Task: Below are some records; give them all again exactly, but not the pictures.

Start of Given entries

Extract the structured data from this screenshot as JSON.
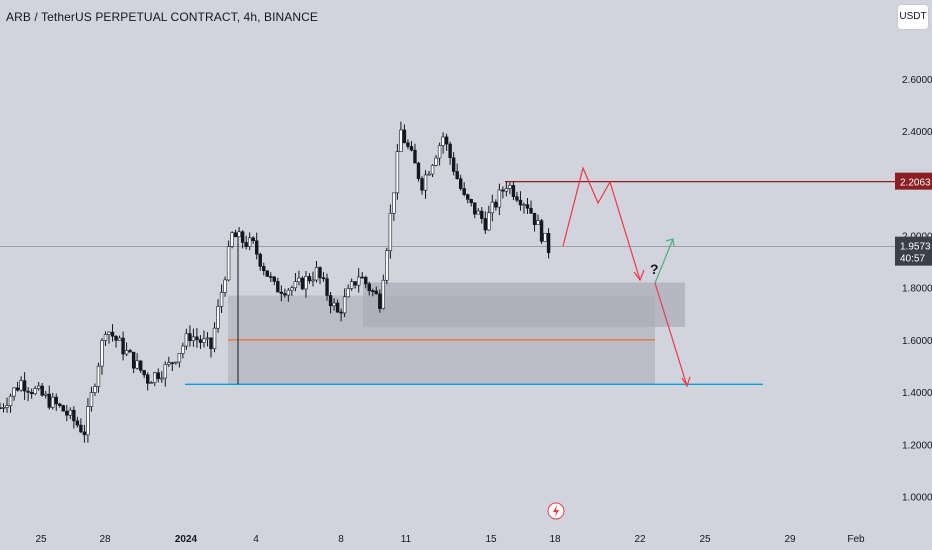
{
  "header": {
    "title": "ARB / TetherUS PERPETUAL CONTRACT, 4h, BINANCE",
    "currency_label": "USDT"
  },
  "price_axis": {
    "tick_labels": [
      "2.6000",
      "2.4000",
      "2.0000",
      "1.8000",
      "1.6000",
      "1.4000",
      "1.2000",
      "1.0000"
    ],
    "tick_values": [
      2.6,
      2.4,
      2.0,
      1.8,
      1.6,
      1.4,
      1.2,
      1.0
    ],
    "current_price": "1.9573",
    "countdown": "40:57",
    "level_label": "2.2063"
  },
  "time_axis": {
    "labels": [
      "25",
      "28",
      "2024",
      "4",
      "8",
      "11",
      "15",
      "18",
      "22",
      "25",
      "29",
      "Feb"
    ]
  },
  "annotations": {
    "question_mark": "?",
    "bolt_icon": "lightning-icon"
  },
  "colors": {
    "background": "#d1d4dc",
    "candle": "#131722",
    "resistance": "#8b1d23",
    "support": "#00a3d9",
    "orange_line": "#f56c2c",
    "projection_red": "#f23645",
    "projection_green": "#4caf7d",
    "zone": "#b2b5be"
  },
  "chart_data": {
    "type": "candlestick",
    "title": "ARB / TetherUS PERPETUAL CONTRACT, 4h, BINANCE",
    "ylabel": "USDT",
    "ylim": [
      0.95,
      2.85
    ],
    "date_range": [
      "Dec 23",
      "Feb 1"
    ],
    "resistance_level": 2.2063,
    "support_level": 1.43,
    "mid_level": 1.6,
    "current_price": 1.9573,
    "demand_zone": [
      1.43,
      1.77
    ],
    "upper_zone": [
      1.65,
      1.82
    ],
    "swing_points": [
      {
        "x": "Dec 23",
        "y": 1.34
      },
      {
        "x": "Dec 24",
        "y": 1.44
      },
      {
        "x": "Dec 26",
        "y": 1.33
      },
      {
        "x": "Dec 27",
        "y": 1.25
      },
      {
        "x": "Dec 28",
        "y": 1.65
      },
      {
        "x": "Dec 30",
        "y": 1.45
      },
      {
        "x": "Dec 31",
        "y": 1.5
      },
      {
        "x": "Jan 1",
        "y": 1.62
      },
      {
        "x": "Jan 2",
        "y": 1.57
      },
      {
        "x": "Jan 3",
        "y": 2.0
      },
      {
        "x": "Jan 4",
        "y": 1.96
      },
      {
        "x": "Jan 5",
        "y": 1.8
      },
      {
        "x": "Jan 6",
        "y": 1.8
      },
      {
        "x": "Jan 7",
        "y": 1.86
      },
      {
        "x": "Jan 8",
        "y": 1.7
      },
      {
        "x": "Jan 9",
        "y": 1.85
      },
      {
        "x": "Jan 10",
        "y": 1.75
      },
      {
        "x": "Jan 11",
        "y": 2.4
      },
      {
        "x": "Jan 12",
        "y": 2.2
      },
      {
        "x": "Jan 13",
        "y": 2.38
      },
      {
        "x": "Jan 14",
        "y": 2.14
      },
      {
        "x": "Jan 15",
        "y": 2.05
      },
      {
        "x": "Jan 16",
        "y": 2.2
      },
      {
        "x": "Jan 17",
        "y": 2.12
      },
      {
        "x": "Jan 18",
        "y": 1.95
      }
    ]
  }
}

End of Given entries

Exercise result:
Extract the structured data from this screenshot as JSON.
{
  "header": {
    "title": "ARB / TetherUS PERPETUAL CONTRACT, 4h, BINANCE",
    "currency_label": "USDT"
  },
  "price_axis": {
    "tick_labels": [
      "2.6000",
      "2.4000",
      "2.0000",
      "1.8000",
      "1.6000",
      "1.4000",
      "1.2000",
      "1.0000"
    ],
    "tick_values": [
      2.6,
      2.4,
      2.0,
      1.8,
      1.6,
      1.4,
      1.2,
      1.0
    ],
    "current_price": "1.9573",
    "countdown": "40:57",
    "level_label": "2.2063"
  },
  "time_axis": {
    "labels": [
      "25",
      "28",
      "2024",
      "4",
      "8",
      "11",
      "15",
      "18",
      "22",
      "25",
      "29",
      "Feb"
    ]
  },
  "annotations": {
    "question_mark": "?",
    "bolt_icon": "lightning-icon"
  },
  "colors": {
    "background": "#d1d4dc",
    "candle": "#131722",
    "resistance": "#8b1d23",
    "support": "#00a3d9",
    "orange_line": "#f56c2c",
    "projection_red": "#f23645",
    "projection_green": "#4caf7d",
    "zone": "#b2b5be"
  },
  "chart_data": {
    "type": "candlestick",
    "title": "ARB / TetherUS PERPETUAL CONTRACT, 4h, BINANCE",
    "ylabel": "USDT",
    "ylim": [
      0.95,
      2.85
    ],
    "date_range": [
      "Dec 23",
      "Feb 1"
    ],
    "resistance_level": 2.2063,
    "support_level": 1.43,
    "mid_level": 1.6,
    "current_price": 1.9573,
    "demand_zone": [
      1.43,
      1.77
    ],
    "upper_zone": [
      1.65,
      1.82
    ],
    "swing_points": [
      {
        "x": "Dec 23",
        "y": 1.34
      },
      {
        "x": "Dec 24",
        "y": 1.44
      },
      {
        "x": "Dec 26",
        "y": 1.33
      },
      {
        "x": "Dec 27",
        "y": 1.25
      },
      {
        "x": "Dec 28",
        "y": 1.65
      },
      {
        "x": "Dec 30",
        "y": 1.45
      },
      {
        "x": "Dec 31",
        "y": 1.5
      },
      {
        "x": "Jan 1",
        "y": 1.62
      },
      {
        "x": "Jan 2",
        "y": 1.57
      },
      {
        "x": "Jan 3",
        "y": 2.0
      },
      {
        "x": "Jan 4",
        "y": 1.96
      },
      {
        "x": "Jan 5",
        "y": 1.8
      },
      {
        "x": "Jan 6",
        "y": 1.8
      },
      {
        "x": "Jan 7",
        "y": 1.86
      },
      {
        "x": "Jan 8",
        "y": 1.7
      },
      {
        "x": "Jan 9",
        "y": 1.85
      },
      {
        "x": "Jan 10",
        "y": 1.75
      },
      {
        "x": "Jan 11",
        "y": 2.4
      },
      {
        "x": "Jan 12",
        "y": 2.2
      },
      {
        "x": "Jan 13",
        "y": 2.38
      },
      {
        "x": "Jan 14",
        "y": 2.14
      },
      {
        "x": "Jan 15",
        "y": 2.05
      },
      {
        "x": "Jan 16",
        "y": 2.2
      },
      {
        "x": "Jan 17",
        "y": 2.12
      },
      {
        "x": "Jan 18",
        "y": 1.95
      }
    ]
  }
}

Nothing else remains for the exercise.